*** Provided material

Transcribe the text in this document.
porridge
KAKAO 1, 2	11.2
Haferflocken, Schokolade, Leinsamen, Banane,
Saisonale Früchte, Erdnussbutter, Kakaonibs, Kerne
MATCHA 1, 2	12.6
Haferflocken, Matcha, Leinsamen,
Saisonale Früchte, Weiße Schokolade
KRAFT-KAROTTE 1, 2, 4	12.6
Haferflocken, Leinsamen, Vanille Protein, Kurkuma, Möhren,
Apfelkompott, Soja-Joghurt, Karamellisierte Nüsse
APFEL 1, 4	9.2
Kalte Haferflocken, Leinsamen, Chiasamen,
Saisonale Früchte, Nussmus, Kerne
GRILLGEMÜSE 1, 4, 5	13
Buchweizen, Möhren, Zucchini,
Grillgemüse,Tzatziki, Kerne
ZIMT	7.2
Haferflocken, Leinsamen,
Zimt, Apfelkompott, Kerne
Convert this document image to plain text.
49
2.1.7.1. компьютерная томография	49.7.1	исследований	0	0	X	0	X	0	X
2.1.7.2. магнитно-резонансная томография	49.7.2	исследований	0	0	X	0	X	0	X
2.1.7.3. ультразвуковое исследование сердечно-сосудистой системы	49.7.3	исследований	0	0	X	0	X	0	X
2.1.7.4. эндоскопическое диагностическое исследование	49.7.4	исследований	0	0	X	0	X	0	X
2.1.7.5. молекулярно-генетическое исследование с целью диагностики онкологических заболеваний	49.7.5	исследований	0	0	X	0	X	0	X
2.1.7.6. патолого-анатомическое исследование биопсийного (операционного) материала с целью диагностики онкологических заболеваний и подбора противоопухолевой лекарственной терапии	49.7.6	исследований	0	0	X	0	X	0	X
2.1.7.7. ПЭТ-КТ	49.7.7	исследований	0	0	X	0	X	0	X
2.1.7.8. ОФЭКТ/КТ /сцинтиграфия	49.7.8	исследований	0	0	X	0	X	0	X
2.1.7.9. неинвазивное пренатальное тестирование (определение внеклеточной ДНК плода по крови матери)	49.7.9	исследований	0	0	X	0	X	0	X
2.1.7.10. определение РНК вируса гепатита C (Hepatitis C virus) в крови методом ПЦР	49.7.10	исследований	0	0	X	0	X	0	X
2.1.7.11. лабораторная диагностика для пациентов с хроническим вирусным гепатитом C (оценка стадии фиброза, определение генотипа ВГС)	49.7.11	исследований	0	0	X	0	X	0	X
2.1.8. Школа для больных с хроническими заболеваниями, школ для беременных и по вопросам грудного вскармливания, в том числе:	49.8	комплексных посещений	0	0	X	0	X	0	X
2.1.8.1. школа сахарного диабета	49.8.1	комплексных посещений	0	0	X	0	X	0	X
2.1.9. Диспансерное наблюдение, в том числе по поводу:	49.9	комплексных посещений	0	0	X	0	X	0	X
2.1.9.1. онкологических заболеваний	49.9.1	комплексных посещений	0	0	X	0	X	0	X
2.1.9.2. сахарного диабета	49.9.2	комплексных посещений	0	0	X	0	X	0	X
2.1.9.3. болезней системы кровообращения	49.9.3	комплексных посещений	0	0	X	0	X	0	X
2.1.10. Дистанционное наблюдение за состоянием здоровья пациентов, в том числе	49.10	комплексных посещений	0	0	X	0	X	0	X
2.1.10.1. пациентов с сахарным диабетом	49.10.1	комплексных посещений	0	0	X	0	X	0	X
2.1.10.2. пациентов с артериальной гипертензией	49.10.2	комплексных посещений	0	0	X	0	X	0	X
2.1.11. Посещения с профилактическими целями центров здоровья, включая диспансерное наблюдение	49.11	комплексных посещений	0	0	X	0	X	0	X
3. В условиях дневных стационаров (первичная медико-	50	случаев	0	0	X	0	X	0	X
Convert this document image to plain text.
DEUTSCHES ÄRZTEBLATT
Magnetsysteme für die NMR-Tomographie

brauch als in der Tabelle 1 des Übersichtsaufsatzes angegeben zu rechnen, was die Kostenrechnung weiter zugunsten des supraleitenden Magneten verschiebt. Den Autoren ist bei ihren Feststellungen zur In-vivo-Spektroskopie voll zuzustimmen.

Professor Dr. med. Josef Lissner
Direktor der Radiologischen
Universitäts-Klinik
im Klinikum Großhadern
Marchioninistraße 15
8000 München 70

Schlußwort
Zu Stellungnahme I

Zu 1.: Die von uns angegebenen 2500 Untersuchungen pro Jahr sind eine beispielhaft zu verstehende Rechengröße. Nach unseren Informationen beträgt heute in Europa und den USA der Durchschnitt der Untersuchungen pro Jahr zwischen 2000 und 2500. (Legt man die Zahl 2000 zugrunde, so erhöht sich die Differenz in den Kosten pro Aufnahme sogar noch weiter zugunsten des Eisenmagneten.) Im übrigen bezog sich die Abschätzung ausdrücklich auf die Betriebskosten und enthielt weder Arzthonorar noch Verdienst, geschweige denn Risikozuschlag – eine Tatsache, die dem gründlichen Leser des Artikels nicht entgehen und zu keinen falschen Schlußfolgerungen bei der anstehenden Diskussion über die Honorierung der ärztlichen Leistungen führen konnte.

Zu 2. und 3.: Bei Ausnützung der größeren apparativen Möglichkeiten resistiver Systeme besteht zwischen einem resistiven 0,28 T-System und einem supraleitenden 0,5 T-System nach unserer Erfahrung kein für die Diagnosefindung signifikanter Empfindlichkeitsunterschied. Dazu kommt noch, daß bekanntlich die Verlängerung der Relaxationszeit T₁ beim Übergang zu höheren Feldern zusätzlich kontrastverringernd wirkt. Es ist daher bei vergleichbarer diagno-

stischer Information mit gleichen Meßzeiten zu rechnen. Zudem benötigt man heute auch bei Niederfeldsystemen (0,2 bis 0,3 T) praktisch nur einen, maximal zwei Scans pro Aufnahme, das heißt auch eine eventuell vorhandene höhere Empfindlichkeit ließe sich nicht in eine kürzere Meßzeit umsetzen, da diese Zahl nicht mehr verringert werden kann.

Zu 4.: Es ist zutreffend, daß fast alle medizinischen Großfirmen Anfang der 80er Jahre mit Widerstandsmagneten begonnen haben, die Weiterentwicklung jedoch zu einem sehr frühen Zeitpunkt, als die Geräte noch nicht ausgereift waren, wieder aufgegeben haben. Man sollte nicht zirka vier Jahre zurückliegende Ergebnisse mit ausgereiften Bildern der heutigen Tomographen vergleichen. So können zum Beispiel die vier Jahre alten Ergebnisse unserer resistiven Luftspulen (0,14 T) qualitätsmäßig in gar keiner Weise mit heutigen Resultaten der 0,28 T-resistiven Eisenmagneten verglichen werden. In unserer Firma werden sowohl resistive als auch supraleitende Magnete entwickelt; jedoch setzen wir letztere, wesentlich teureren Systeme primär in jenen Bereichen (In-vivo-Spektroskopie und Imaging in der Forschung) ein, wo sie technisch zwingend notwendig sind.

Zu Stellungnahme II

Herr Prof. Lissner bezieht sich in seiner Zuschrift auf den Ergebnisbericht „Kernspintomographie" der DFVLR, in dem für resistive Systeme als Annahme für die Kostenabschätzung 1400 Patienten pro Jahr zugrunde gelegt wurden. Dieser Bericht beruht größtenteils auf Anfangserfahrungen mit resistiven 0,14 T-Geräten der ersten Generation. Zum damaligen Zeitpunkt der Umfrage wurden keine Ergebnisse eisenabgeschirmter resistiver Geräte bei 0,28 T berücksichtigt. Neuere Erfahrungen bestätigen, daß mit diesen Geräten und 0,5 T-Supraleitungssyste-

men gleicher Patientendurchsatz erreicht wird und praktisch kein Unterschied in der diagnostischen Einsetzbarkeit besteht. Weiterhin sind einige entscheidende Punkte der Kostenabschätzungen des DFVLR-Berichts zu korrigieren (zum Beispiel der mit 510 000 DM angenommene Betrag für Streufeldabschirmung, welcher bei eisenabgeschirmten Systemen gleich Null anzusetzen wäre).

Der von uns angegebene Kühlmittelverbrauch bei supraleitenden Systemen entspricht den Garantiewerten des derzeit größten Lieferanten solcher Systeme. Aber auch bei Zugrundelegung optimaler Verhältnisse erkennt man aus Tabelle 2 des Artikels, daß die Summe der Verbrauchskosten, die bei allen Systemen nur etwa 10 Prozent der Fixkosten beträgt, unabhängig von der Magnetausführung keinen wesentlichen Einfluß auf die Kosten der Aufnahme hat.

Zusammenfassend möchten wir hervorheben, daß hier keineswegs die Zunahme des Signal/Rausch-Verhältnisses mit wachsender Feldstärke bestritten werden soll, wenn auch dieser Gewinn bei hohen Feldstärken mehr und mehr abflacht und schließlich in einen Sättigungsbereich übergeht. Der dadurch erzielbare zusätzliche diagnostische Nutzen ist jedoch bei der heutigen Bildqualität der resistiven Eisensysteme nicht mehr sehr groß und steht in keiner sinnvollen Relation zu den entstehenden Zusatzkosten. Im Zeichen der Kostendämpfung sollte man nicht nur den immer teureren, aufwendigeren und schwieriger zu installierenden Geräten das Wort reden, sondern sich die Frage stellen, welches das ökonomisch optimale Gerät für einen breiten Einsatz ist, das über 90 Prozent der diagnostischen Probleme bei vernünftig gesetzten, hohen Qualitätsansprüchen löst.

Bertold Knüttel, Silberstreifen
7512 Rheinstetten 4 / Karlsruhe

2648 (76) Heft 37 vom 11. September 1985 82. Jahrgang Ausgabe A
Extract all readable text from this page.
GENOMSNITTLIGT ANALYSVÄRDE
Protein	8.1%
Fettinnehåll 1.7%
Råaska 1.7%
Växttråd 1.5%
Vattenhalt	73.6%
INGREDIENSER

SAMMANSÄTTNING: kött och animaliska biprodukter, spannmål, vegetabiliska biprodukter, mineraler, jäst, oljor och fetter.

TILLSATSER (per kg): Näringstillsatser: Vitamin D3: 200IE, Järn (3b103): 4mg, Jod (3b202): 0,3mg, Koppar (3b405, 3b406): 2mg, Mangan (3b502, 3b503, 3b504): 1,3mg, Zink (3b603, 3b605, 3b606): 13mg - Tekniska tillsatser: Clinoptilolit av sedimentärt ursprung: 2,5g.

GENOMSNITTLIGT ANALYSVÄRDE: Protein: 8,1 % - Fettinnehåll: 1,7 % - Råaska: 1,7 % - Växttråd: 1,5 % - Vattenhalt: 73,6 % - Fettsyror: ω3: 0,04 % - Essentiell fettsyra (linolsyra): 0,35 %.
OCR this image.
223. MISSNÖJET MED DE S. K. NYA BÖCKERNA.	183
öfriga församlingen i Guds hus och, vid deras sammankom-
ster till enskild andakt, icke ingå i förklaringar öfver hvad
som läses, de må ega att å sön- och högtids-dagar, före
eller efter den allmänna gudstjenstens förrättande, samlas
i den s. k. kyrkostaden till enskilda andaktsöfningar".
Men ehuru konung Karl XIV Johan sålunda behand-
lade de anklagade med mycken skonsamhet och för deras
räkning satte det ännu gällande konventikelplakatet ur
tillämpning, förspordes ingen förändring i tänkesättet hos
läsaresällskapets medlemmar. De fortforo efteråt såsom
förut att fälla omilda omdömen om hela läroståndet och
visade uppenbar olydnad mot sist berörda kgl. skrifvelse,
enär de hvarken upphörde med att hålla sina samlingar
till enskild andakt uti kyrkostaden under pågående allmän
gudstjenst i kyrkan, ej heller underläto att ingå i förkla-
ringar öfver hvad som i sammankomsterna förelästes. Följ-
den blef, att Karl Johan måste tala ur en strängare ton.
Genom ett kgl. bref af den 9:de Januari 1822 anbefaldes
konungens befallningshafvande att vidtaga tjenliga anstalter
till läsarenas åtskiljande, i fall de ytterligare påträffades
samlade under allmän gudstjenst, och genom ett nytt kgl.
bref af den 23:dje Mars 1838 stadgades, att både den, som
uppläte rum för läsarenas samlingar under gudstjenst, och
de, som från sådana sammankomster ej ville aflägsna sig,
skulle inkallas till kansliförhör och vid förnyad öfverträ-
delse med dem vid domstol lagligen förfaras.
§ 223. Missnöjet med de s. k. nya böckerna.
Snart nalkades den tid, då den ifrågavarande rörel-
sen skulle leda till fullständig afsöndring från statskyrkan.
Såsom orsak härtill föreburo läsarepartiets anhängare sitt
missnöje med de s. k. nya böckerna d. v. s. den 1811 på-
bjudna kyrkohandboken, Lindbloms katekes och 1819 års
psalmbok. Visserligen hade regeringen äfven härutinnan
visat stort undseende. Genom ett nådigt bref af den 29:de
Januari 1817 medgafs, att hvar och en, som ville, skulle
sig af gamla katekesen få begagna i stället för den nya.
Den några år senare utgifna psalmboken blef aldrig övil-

******

## Task directions
If a line in the material holds the string "heutigen", count it, then state the number of such lines and nothing else.

## Exercise response
2